> _To do_
From the listing below, pull out every line where the string "JSON" appears.

_____

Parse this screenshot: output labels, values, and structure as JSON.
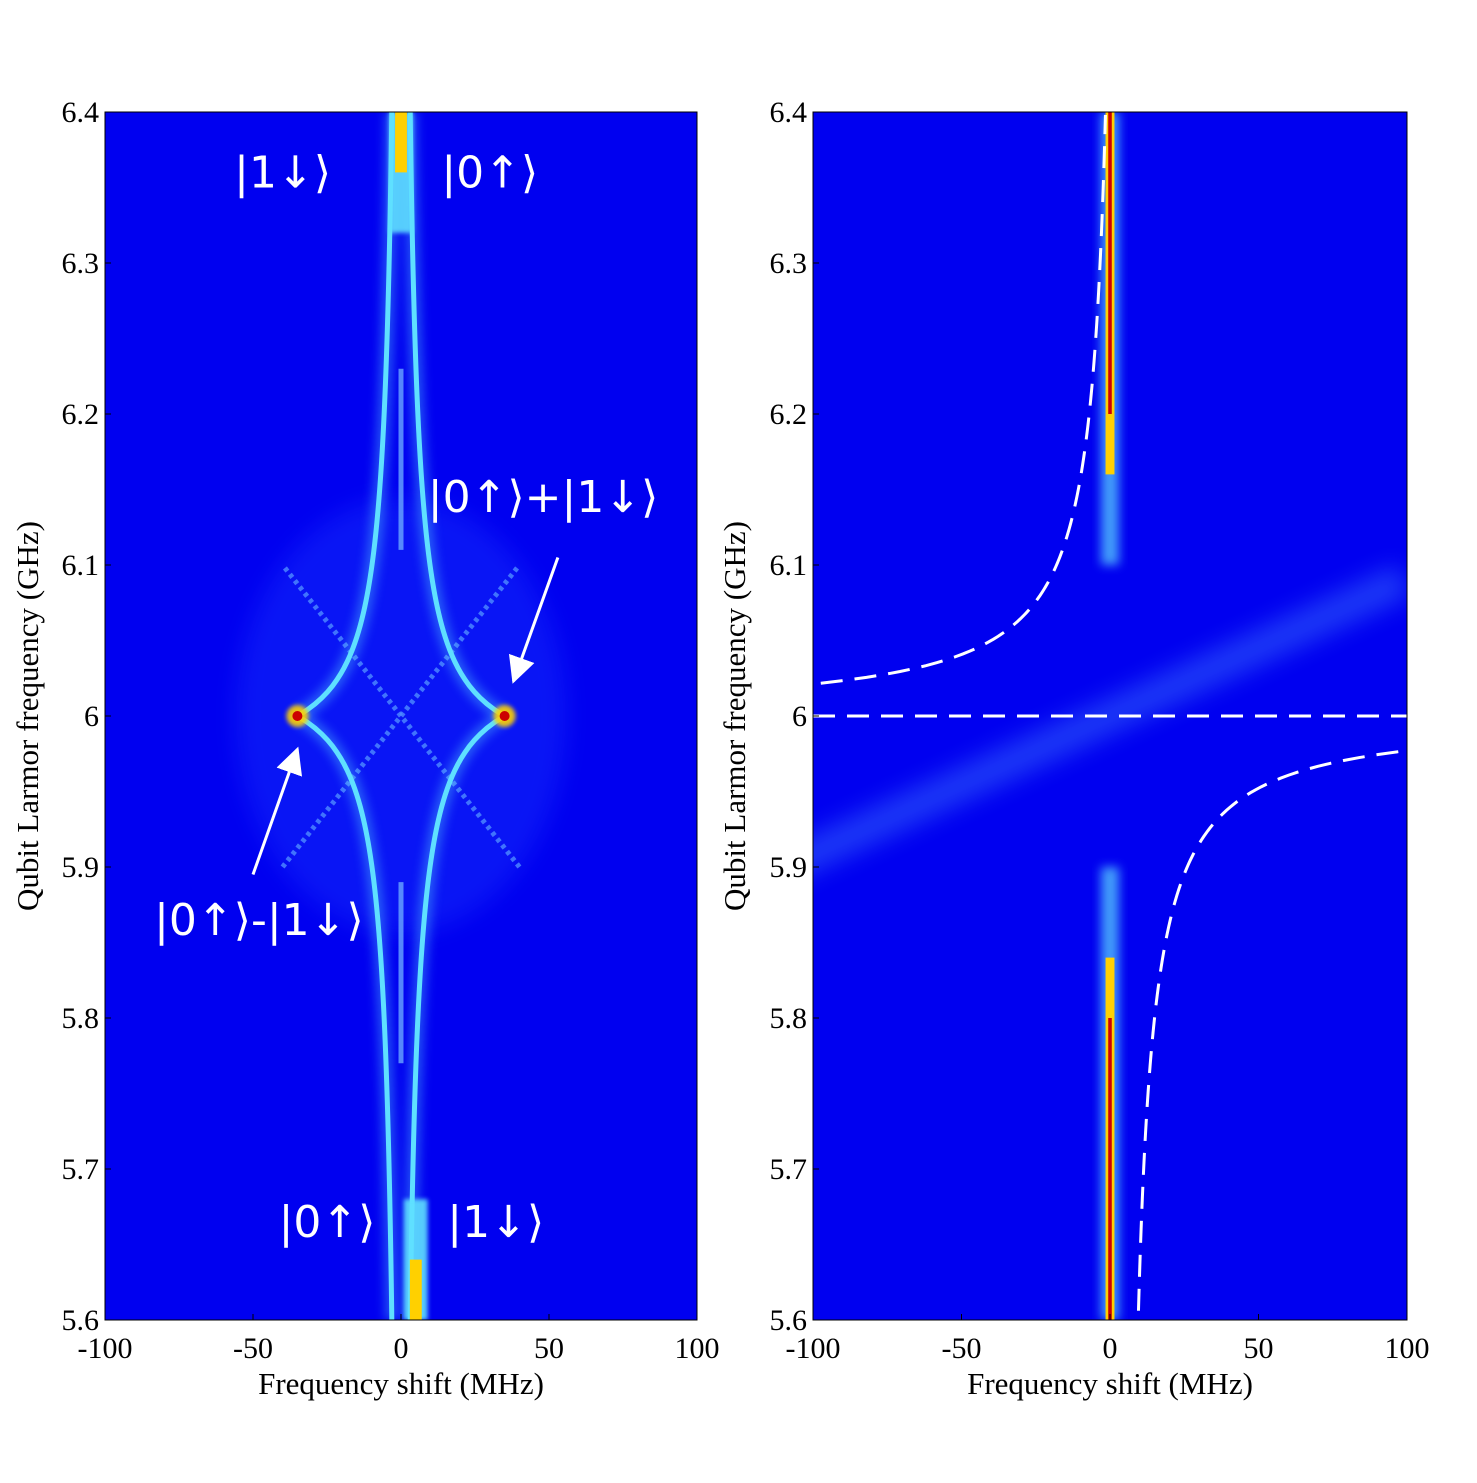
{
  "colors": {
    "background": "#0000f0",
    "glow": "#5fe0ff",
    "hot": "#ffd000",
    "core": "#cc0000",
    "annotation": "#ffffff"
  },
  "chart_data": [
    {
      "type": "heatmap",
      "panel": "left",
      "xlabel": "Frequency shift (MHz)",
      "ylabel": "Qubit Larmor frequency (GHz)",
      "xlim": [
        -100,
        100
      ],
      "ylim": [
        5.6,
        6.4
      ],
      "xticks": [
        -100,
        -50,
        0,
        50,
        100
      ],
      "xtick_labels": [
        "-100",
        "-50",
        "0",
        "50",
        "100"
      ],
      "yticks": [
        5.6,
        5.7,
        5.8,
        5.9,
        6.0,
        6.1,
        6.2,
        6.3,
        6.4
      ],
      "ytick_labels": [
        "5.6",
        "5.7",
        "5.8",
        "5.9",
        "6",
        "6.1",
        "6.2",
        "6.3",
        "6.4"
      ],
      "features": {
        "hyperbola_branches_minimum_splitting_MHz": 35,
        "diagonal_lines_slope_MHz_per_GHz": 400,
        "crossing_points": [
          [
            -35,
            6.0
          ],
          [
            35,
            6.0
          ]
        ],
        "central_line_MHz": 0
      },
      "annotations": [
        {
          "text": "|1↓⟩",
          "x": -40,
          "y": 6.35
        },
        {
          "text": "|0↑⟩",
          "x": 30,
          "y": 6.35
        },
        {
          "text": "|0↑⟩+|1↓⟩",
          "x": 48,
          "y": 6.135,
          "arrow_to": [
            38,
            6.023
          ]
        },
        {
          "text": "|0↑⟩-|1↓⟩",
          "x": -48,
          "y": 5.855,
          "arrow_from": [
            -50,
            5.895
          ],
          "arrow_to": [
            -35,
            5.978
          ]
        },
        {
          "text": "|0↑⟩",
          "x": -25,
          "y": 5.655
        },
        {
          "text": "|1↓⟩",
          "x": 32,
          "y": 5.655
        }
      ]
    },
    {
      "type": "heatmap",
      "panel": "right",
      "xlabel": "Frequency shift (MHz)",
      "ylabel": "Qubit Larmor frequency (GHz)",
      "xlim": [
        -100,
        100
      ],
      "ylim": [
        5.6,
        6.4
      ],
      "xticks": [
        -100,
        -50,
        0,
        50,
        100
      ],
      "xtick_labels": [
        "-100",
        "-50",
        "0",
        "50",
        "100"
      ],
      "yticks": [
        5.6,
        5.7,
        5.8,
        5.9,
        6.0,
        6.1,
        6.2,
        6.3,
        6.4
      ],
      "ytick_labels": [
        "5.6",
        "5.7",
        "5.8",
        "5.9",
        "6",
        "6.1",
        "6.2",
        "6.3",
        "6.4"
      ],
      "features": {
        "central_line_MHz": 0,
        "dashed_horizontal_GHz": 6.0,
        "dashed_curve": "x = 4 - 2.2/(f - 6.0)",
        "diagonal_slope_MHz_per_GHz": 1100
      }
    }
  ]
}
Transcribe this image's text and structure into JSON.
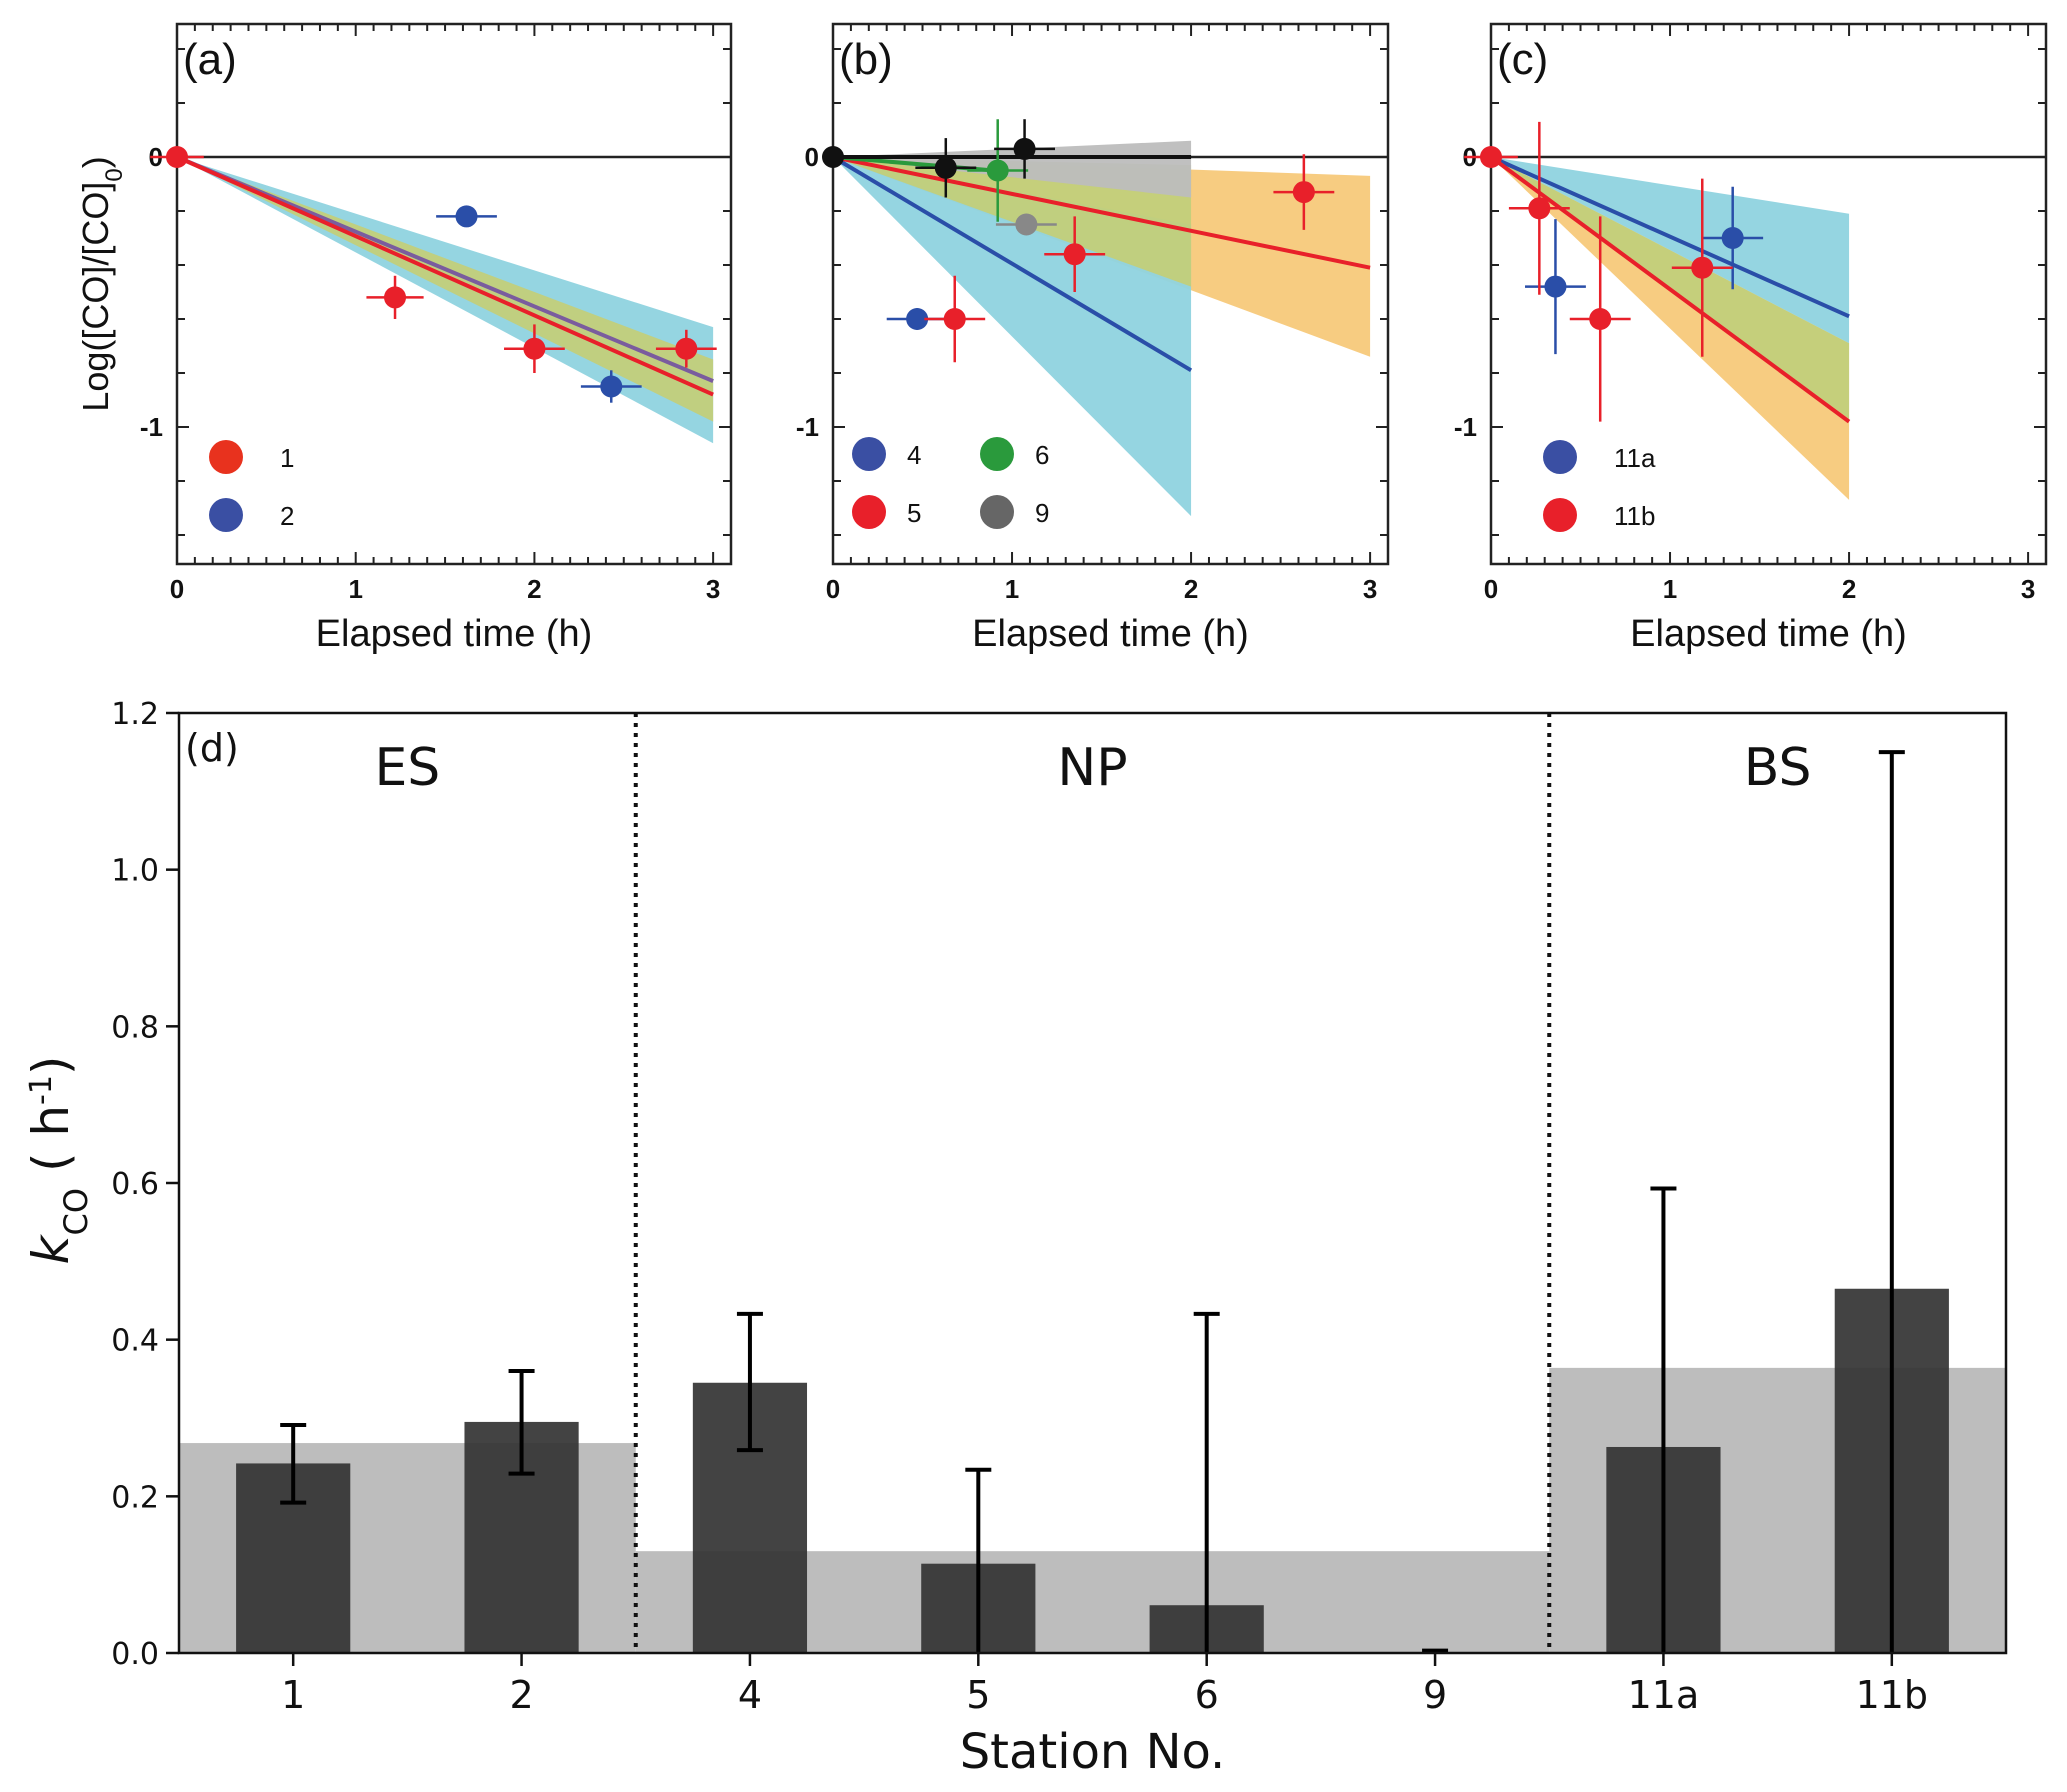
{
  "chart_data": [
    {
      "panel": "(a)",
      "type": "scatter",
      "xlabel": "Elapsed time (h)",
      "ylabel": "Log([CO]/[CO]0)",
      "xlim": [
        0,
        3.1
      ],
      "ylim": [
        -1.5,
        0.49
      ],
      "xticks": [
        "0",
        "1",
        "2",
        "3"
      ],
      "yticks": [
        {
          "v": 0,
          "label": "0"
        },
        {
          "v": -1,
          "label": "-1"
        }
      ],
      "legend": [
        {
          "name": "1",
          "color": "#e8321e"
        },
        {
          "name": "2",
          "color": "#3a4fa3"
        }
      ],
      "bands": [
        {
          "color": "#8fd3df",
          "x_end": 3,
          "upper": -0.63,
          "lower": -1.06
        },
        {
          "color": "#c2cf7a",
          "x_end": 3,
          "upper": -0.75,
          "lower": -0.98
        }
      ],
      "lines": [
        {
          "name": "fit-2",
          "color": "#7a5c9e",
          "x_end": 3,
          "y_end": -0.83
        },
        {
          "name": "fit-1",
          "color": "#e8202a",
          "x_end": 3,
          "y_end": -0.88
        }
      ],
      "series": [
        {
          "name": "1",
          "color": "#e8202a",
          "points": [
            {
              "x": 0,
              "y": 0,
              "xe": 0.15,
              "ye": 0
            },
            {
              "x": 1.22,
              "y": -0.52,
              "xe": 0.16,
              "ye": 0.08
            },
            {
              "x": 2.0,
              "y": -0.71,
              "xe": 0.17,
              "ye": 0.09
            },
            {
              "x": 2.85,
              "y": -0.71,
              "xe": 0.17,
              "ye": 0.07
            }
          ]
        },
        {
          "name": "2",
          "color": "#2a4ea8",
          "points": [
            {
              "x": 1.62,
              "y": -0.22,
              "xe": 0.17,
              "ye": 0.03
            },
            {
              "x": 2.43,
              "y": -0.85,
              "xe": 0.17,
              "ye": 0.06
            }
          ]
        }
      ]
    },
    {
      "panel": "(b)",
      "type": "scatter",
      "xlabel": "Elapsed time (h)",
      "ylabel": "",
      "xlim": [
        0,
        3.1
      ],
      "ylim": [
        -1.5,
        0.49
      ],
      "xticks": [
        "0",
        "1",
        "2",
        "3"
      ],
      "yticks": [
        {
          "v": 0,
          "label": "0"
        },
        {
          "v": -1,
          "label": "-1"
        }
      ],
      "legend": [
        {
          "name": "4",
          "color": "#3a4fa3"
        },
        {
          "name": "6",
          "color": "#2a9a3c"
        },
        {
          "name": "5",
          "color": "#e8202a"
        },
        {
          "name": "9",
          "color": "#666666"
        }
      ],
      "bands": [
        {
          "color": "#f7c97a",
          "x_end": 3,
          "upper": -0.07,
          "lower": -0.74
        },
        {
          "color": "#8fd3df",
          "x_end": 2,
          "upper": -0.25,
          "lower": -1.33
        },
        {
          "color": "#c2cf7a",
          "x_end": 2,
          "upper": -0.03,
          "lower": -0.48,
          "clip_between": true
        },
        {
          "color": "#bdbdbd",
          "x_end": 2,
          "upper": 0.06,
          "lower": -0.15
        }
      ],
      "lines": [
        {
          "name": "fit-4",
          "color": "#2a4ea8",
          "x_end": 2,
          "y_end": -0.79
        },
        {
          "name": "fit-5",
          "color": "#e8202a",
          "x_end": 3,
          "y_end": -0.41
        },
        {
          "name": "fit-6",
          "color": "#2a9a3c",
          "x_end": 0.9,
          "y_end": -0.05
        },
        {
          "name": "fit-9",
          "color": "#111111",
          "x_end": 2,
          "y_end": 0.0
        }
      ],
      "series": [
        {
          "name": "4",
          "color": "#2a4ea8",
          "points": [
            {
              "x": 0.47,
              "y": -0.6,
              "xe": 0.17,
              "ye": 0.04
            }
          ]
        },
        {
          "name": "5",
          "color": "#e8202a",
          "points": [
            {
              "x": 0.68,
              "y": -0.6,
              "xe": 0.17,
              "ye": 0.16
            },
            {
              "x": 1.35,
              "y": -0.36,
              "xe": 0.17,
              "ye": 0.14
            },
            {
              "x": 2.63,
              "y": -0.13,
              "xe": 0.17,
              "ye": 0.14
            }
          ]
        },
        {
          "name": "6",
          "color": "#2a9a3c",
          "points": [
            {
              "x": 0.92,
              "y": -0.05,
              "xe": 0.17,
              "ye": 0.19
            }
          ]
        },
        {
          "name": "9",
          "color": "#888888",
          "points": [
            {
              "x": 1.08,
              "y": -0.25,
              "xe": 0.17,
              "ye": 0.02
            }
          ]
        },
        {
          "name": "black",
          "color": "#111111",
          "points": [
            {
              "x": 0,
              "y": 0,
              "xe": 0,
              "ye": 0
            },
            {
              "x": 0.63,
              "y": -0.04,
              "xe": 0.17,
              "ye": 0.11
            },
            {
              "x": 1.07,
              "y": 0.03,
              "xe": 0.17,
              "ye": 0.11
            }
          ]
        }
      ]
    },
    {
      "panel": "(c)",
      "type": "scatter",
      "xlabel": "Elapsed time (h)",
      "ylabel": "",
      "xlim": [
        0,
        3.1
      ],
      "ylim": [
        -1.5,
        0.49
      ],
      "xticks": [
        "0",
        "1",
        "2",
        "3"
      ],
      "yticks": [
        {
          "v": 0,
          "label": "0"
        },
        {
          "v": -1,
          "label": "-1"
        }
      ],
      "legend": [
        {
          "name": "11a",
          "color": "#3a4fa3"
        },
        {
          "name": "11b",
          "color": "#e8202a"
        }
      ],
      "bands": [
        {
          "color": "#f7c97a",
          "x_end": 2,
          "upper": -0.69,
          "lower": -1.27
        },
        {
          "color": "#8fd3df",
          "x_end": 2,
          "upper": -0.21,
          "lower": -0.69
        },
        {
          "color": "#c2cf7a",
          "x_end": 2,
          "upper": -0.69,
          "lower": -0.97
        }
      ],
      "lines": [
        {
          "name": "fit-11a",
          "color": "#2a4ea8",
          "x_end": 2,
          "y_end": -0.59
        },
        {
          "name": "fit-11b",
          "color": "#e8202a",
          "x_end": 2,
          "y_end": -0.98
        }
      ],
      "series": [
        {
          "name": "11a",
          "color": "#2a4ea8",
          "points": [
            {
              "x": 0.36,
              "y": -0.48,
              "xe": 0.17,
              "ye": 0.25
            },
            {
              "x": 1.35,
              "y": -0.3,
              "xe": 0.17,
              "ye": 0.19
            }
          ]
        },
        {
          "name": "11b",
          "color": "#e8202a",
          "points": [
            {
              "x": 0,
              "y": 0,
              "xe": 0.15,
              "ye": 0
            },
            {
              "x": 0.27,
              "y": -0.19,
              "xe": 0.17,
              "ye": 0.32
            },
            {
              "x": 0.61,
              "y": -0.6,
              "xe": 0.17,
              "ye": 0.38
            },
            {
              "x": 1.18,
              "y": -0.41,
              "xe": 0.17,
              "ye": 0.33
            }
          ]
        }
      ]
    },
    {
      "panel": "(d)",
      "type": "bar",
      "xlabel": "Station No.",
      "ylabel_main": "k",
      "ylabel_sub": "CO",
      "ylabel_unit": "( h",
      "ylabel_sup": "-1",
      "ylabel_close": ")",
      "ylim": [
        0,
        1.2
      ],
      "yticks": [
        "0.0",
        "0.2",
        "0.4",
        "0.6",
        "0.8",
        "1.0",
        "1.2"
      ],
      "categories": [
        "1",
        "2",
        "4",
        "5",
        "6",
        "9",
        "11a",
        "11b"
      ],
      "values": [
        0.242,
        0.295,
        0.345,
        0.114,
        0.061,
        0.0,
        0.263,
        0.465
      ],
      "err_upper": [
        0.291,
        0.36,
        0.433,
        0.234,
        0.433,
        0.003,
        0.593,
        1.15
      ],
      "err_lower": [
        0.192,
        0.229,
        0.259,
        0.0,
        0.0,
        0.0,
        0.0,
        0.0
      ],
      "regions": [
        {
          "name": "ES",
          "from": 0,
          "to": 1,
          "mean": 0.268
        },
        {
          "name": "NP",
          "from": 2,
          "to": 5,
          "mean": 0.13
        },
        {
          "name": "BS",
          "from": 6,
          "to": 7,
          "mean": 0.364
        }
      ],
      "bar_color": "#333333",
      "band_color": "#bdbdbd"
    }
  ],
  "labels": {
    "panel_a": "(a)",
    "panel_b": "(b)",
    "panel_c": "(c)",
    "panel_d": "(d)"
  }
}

_____

> _Full solution_
Parse this screenshot: output labels, values, and structure as JSON.
Transcribe this image's text and structure into JSON.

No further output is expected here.